--- Aim of the exercise ---
Repeat the full listing, word for word.

>>>>

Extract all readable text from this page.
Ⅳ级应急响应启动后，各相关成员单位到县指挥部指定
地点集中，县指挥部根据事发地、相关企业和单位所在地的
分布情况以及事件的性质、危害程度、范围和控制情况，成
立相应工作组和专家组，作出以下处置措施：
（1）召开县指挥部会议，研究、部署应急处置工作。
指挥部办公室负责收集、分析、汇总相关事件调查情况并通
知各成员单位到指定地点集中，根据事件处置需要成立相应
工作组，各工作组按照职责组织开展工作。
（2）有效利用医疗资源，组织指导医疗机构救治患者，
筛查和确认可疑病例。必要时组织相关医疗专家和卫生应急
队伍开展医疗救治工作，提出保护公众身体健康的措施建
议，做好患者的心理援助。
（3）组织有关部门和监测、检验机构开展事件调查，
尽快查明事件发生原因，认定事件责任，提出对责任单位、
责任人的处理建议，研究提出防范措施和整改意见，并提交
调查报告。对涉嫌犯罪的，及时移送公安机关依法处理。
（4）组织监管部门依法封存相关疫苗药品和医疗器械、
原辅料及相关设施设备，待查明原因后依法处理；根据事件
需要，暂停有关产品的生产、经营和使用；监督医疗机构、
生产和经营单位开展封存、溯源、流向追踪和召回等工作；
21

<<<<

--- Output below ---
Extract all readable text from this page.
Ⅳ级应急响应启动后，各相关成员单位到县指挥部指定
地点集中，县指挥部根据事发地、相关企业和单位所在地的
分布情况以及事件的性质、危害程度、范围和控制情况，成
立相应工作组和专家组，作出以下处置措施：
（1）召开县指挥部会议，研究、部署应急处置工作。
指挥部办公室负责收集、分析、汇总相关事件调查情况并通
知各成员单位到指定地点集中，根据事件处置需要成立相应
工作组，各工作组按照职责组织开展工作。
（2）有效利用医疗资源，组织指导医疗机构救治患者，
筛查和确认可疑病例。必要时组织相关医疗专家和卫生应急
队伍开展医疗救治工作，提出保护公众身体健康的措施建
议，做好患者的心理援助。
（3）组织有关部门和监测、检验机构开展事件调查，
尽快查明事件发生原因，认定事件责任，提出对责任单位、
责任人的处理建议，研究提出防范措施和整改意见，并提交
调查报告。对涉嫌犯罪的，及时移送公安机关依法处理。
（4）组织监管部门依法封存相关疫苗药品和医疗器械、
原辅料及相关设施设备，待查明原因后依法处理；根据事件
需要，暂停有关产品的生产、经营和使用；监督医疗机构、
生产和经营单位开展封存、溯源、流向追踪和召回等工作；
21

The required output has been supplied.